Stored records
--------------------------------

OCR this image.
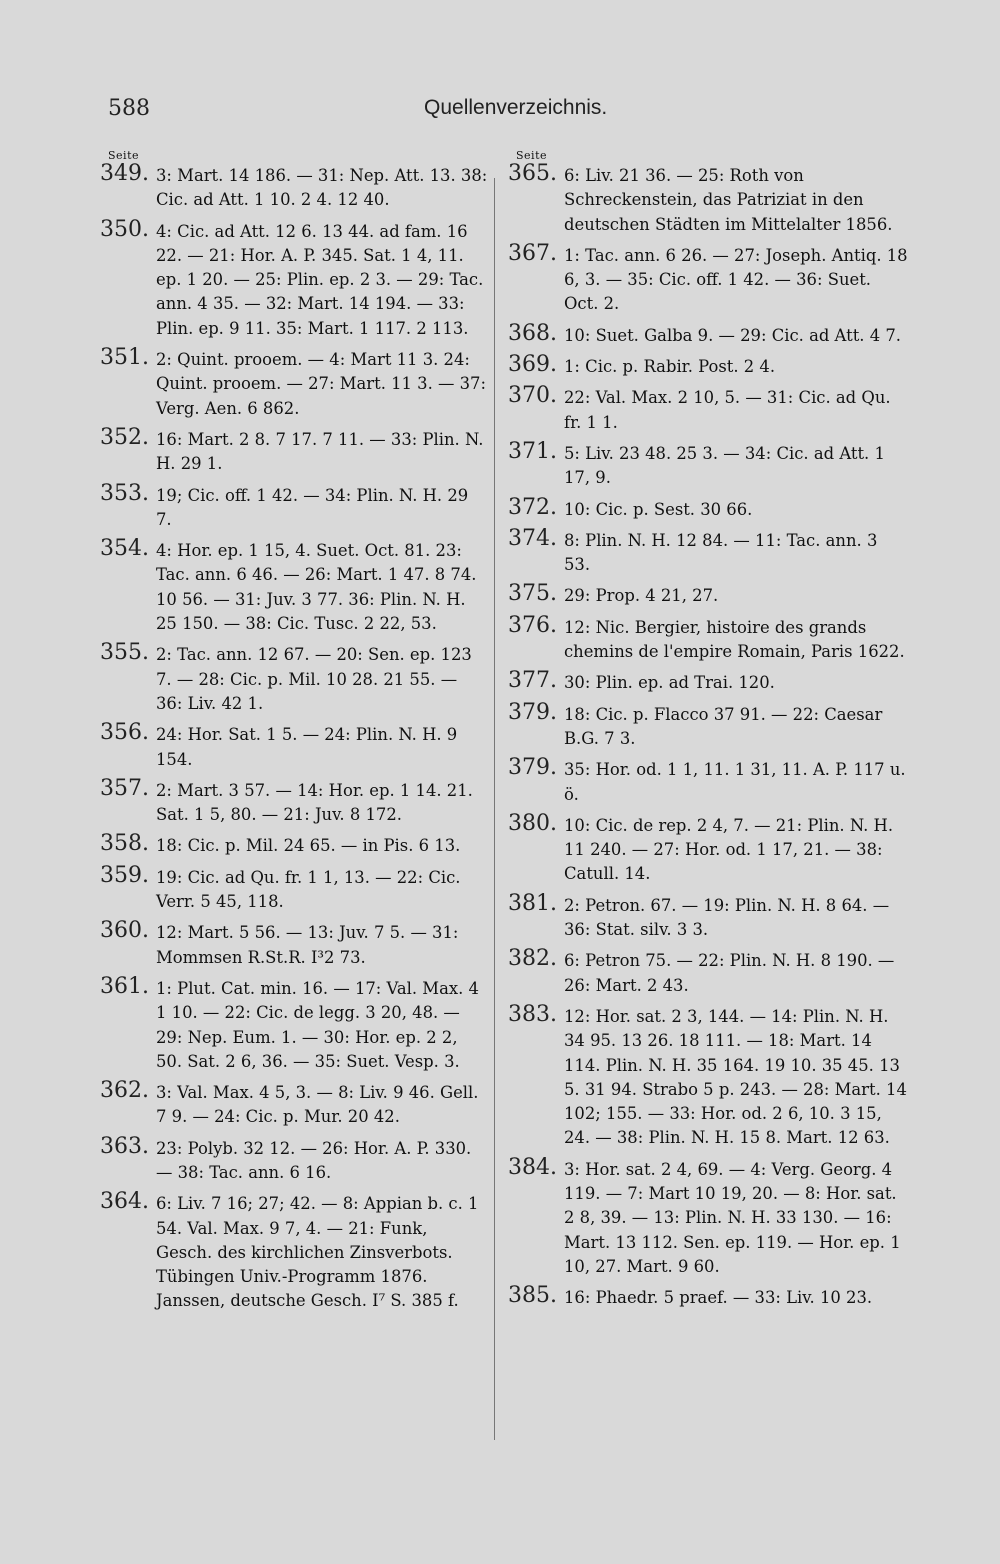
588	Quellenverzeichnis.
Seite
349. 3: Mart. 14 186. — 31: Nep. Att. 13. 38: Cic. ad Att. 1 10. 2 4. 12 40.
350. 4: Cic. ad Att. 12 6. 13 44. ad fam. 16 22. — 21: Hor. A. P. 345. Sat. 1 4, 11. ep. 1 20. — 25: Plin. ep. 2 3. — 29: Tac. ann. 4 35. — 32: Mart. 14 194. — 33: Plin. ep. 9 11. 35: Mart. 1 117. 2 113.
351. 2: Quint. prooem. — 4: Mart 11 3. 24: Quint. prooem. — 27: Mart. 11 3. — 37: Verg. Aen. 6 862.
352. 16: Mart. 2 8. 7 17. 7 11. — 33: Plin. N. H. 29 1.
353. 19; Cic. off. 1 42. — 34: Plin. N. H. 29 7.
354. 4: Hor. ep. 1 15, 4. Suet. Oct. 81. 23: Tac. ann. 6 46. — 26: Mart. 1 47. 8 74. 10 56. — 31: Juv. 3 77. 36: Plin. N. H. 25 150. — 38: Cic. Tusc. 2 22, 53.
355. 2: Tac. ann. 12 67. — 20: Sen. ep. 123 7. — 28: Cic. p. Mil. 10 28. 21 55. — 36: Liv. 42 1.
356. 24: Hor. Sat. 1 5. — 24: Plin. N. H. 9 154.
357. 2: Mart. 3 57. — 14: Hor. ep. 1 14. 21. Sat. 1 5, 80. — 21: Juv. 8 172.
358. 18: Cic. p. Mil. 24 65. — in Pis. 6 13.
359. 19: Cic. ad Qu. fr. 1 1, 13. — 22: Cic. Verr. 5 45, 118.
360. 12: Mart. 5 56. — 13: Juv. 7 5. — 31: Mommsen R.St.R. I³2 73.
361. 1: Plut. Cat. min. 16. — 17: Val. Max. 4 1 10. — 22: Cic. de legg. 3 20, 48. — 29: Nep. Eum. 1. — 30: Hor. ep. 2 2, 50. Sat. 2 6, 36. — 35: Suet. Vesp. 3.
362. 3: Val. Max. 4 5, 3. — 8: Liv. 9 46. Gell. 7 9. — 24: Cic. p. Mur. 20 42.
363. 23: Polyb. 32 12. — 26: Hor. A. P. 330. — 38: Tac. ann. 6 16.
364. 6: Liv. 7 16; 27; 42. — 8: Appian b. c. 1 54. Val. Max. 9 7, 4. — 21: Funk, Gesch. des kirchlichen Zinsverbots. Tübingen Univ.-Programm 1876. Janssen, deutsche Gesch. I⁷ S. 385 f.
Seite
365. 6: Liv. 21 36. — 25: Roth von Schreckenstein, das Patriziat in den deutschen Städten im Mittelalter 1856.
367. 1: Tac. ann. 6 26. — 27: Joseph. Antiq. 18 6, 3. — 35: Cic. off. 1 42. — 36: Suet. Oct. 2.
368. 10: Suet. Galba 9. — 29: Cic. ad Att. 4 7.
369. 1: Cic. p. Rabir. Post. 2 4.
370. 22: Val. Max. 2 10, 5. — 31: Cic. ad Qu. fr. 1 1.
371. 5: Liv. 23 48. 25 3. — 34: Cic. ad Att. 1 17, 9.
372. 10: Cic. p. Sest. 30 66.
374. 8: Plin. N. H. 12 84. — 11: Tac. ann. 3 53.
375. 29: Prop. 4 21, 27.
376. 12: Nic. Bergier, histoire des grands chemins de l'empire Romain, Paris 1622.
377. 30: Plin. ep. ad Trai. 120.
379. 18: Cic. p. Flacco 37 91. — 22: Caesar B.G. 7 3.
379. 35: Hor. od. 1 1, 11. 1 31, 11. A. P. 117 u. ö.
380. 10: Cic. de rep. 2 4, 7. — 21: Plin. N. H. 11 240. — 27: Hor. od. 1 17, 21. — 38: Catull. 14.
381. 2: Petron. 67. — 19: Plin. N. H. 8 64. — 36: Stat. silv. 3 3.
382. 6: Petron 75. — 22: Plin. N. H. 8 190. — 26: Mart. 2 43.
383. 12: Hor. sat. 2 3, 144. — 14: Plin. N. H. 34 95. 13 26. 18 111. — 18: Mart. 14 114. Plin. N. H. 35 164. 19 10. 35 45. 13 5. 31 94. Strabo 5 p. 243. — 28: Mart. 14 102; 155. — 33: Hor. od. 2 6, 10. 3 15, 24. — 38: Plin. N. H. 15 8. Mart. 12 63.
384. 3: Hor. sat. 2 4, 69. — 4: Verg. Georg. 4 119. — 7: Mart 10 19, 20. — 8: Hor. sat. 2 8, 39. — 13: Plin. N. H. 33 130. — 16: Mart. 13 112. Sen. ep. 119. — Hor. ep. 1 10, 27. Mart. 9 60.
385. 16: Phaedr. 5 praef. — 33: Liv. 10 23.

--------------------------------

** Prompt **
Search the data above for the word "Verg", then gather each line in which it appears.

** Task answer **
351. 2: Quint. prooem. — 4: Mart 11 3. 24: Quint. prooem. — 27: Mart. 11 3. — 37: Verg. Aen. 6 862.
384. 3: Hor. sat. 2 4, 69. — 4: Verg. Georg. 4 119. — 7: Mart 10 19, 20. — 8: Hor. sat. 2 8, 39. — 13: Plin. N. H. 33 130. — 16: Mart. 13 112. Sen. ep. 119. — Hor. ep. 1 10, 27. Mart. 9 60.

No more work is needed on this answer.